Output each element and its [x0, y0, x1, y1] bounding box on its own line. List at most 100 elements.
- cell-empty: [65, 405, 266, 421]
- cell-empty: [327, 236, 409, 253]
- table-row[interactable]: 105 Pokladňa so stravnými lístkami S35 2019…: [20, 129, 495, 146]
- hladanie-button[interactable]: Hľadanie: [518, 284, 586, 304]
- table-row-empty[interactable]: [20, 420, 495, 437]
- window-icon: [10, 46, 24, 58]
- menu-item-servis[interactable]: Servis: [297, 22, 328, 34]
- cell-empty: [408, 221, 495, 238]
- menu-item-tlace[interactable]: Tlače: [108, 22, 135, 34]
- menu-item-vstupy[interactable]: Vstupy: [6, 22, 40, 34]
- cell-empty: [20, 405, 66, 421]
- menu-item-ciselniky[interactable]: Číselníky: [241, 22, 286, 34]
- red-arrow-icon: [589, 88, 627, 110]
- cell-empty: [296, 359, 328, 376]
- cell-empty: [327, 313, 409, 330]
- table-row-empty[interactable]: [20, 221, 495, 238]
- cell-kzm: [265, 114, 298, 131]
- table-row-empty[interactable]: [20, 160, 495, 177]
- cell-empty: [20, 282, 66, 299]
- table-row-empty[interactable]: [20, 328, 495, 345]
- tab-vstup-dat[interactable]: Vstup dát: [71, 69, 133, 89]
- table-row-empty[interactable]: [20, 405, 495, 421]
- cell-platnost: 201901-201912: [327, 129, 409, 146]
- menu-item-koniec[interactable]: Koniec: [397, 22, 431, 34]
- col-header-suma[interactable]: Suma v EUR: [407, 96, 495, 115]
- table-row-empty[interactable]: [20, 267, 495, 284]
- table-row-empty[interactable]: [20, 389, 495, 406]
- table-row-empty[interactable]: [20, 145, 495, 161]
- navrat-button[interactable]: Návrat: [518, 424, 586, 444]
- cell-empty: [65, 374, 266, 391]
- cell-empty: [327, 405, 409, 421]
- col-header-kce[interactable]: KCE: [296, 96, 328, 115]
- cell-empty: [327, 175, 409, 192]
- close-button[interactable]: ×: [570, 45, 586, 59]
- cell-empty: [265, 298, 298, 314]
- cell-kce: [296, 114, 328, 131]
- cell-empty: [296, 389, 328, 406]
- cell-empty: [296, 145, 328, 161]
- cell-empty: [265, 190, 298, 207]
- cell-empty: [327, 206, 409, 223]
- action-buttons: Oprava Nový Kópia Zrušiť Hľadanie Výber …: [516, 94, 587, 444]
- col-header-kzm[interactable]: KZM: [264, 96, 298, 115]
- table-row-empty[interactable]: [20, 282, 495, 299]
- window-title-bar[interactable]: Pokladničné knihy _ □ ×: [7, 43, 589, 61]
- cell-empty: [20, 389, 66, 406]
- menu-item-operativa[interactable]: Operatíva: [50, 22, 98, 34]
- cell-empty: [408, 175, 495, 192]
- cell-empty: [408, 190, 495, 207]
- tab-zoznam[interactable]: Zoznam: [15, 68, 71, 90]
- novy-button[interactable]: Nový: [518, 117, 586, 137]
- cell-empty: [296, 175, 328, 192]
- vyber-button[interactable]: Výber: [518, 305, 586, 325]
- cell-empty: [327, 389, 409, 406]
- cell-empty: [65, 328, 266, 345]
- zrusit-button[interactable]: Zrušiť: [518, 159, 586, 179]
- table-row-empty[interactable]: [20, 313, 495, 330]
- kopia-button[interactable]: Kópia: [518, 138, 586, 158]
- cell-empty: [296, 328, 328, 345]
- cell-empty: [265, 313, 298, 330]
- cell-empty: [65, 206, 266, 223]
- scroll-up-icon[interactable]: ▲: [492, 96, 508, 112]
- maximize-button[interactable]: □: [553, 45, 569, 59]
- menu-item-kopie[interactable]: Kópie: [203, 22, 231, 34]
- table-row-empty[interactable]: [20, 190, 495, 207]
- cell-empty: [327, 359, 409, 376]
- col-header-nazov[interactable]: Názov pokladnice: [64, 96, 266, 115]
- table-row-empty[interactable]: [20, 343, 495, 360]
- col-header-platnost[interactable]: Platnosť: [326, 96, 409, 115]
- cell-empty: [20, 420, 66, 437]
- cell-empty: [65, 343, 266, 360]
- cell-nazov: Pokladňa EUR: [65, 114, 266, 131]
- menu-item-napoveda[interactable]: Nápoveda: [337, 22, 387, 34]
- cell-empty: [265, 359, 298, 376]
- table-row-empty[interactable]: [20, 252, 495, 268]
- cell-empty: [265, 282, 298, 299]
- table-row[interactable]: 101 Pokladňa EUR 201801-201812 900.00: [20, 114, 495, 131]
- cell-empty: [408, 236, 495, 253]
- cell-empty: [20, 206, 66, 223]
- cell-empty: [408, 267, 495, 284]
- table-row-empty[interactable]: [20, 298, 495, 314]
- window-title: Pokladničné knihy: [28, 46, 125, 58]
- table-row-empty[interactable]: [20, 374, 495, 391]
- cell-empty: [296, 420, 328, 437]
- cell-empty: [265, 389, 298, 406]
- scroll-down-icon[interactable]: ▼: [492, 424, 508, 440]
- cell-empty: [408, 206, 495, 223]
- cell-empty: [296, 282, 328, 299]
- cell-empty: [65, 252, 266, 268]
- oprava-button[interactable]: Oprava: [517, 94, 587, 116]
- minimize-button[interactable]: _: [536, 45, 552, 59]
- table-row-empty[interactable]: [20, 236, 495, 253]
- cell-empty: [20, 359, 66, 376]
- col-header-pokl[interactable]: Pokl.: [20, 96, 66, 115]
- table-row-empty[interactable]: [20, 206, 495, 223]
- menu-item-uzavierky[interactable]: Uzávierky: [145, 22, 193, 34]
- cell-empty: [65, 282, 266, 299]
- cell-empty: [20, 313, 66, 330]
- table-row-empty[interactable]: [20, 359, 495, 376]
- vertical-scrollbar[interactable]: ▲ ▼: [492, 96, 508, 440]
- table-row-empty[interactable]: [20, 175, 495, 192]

- Task requirements -
Please format every line of the data above as a numbered list, leaving out any blank lines.

- Finished answer -
1. Output each element and its [x0, y0, x1, y1] bounding box on its own line. List at most 100 elements.
2. - cell-empty: [65, 405, 266, 421]
3. - cell-empty: [327, 236, 409, 253]
4. - table-row[interactable]: 105 Pokladňa so stravnými lístkami S35 2019…: [20, 129, 495, 146]
5. - hladanie-button[interactable]: Hľadanie: [518, 284, 586, 304]
6. - table-row-empty[interactable]: [20, 420, 495, 437]
7. - window-icon: [10, 46, 24, 58]
8. - menu-item-servis[interactable]: Servis: [297, 22, 328, 34]
9. - cell-empty: [408, 221, 495, 238]
10. - menu-item-tlace[interactable]: Tlače: [108, 22, 135, 34]
11. - menu-item-vstupy[interactable]: Vstupy: [6, 22, 40, 34]
12. - cell-empty: [20, 405, 66, 421]
13. - menu-item-ciselniky[interactable]: Číselníky: [241, 22, 286, 34]
14. - red-arrow-icon: [589, 88, 627, 110]
15. - cell-empty: [296, 359, 328, 376]
16. - cell-empty: [327, 313, 409, 330]
17. - table-row-empty[interactable]: [20, 221, 495, 238]
18. - cell-kzm: [265, 114, 298, 131]
19. - table-row-empty[interactable]: [20, 160, 495, 177]
20. - cell-empty: [20, 282, 66, 299]
21. - table-row-empty[interactable]: [20, 328, 495, 345]
22. - tab-vstup-dat[interactable]: Vstup dát: [71, 69, 133, 89]
23. - table-row-empty[interactable]: [20, 405, 495, 421]
24. - cell-platnost: 201901-201912: [327, 129, 409, 146]
25. - menu-item-koniec[interactable]: Koniec: [397, 22, 431, 34]
26. - col-header-suma[interactable]: Suma v EUR: [407, 96, 495, 115]
27. - table-row-empty[interactable]: [20, 267, 495, 284]
28. - table-row-empty[interactable]: [20, 389, 495, 406]
29. - table-row-empty[interactable]: [20, 145, 495, 161]
30. - navrat-button[interactable]: Návrat: [518, 424, 586, 444]
31. - cell-empty: [65, 374, 266, 391]
32. - cell-empty: [327, 405, 409, 421]
33. - col-header-kce[interactable]: KCE: [296, 96, 328, 115]
34. - cell-empty: [327, 175, 409, 192]
35. - close-button[interactable]: ×: [570, 45, 586, 59]
36. - cell-empty: [265, 298, 298, 314]
37. - cell-kce: [296, 114, 328, 131]
38. - cell-empty: [296, 389, 328, 406]
39. - cell-empty: [296, 145, 328, 161]
40. - cell-empty: [265, 190, 298, 207]
41. - cell-empty: [327, 206, 409, 223]
42. - action-buttons: Oprava Nový Kópia Zrušiť Hľadanie Výber …: [516, 94, 587, 444]
43. - col-header-kzm[interactable]: KZM: [264, 96, 298, 115]
44. - table-row-empty[interactable]: [20, 282, 495, 299]
45. - window-title-bar[interactable]: Pokladničné knihy _ □ ×: [7, 43, 589, 61]
46. - cell-empty: [20, 389, 66, 406]
47. - menu-item-operativa[interactable]: Operatíva: [50, 22, 98, 34]
48. - cell-empty: [408, 175, 495, 192]
49. - cell-empty: [408, 190, 495, 207]
50. - tab-zoznam[interactable]: Zoznam: [15, 68, 71, 90]
51. - novy-button[interactable]: Nový: [518, 117, 586, 137]
52. - cell-empty: [296, 175, 328, 192]
53. - vyber-button[interactable]: Výber: [518, 305, 586, 325]
54. - cell-empty: [327, 389, 409, 406]
55. - cell-empty: [65, 328, 266, 345]
56. - zrusit-button[interactable]: Zrušiť: [518, 159, 586, 179]
57. - table-row-empty[interactable]: [20, 313, 495, 330]
58. - kopia-button[interactable]: Kópia: [518, 138, 586, 158]
59. - cell-empty: [296, 328, 328, 345]
60. - cell-empty: [265, 313, 298, 330]
61. - cell-empty: [65, 206, 266, 223]
62. - scroll-up-icon[interactable]: ▲: [492, 96, 508, 112]
63. - maximize-button[interactable]: □: [553, 45, 569, 59]
64. - menu-item-kopie[interactable]: Kópie: [203, 22, 231, 34]
65. - table-row-empty[interactable]: [20, 190, 495, 207]
66. - cell-empty: [327, 359, 409, 376]
67. - col-header-nazov[interactable]: Názov pokladnice: [64, 96, 266, 115]
68. - table-row-empty[interactable]: [20, 343, 495, 360]
69. - col-header-platnost[interactable]: Platnosť: [326, 96, 409, 115]
70. - cell-empty: [20, 420, 66, 437]
71. - cell-empty: [65, 343, 266, 360]
72. - cell-nazov: Pokladňa EUR: [65, 114, 266, 131]
73. - menu-item-napoveda[interactable]: Nápoveda: [337, 22, 387, 34]
74. - cell-empty: [265, 359, 298, 376]
75. - table-row-empty[interactable]: [20, 252, 495, 268]
76. - cell-empty: [265, 282, 298, 299]
77. - table-row[interactable]: 101 Pokladňa EUR 201801-201812 900.00: [20, 114, 495, 131]
78. - cell-empty: [408, 236, 495, 253]
79. - cell-empty: [20, 206, 66, 223]
80. - cell-empty: [408, 267, 495, 284]
81. - table-row-empty[interactable]: [20, 298, 495, 314]
82. - window-title: Pokladničné knihy: [28, 46, 125, 58]
83. - table-row-empty[interactable]: [20, 374, 495, 391]
84. - cell-empty: [296, 420, 328, 437]
85. - cell-empty: [265, 389, 298, 406]
86. - scroll-down-icon[interactable]: ▼: [492, 424, 508, 440]
87. - cell-empty: [408, 206, 495, 223]
88. - cell-empty: [296, 282, 328, 299]
89. - cell-empty: [65, 252, 266, 268]
90. - oprava-button[interactable]: Oprava: [517, 94, 587, 116]
91. - minimize-button[interactable]: _: [536, 45, 552, 59]
92. - table-row-empty[interactable]: [20, 236, 495, 253]
93. - cell-empty: [20, 359, 66, 376]
94. - col-header-pokl[interactable]: Pokl.: [20, 96, 66, 115]
95. - table-row-empty[interactable]: [20, 206, 495, 223]
96. - menu-item-uzavierky[interactable]: Uzávierky: [145, 22, 193, 34]
97. - cell-empty: [65, 282, 266, 299]
98. - cell-empty: [20, 313, 66, 330]
99. - table-row-empty[interactable]: [20, 359, 495, 376]
100. - vertical-scrollbar[interactable]: ▲ ▼: [492, 96, 508, 440]
101. - table-row-empty[interactable]: [20, 175, 495, 192]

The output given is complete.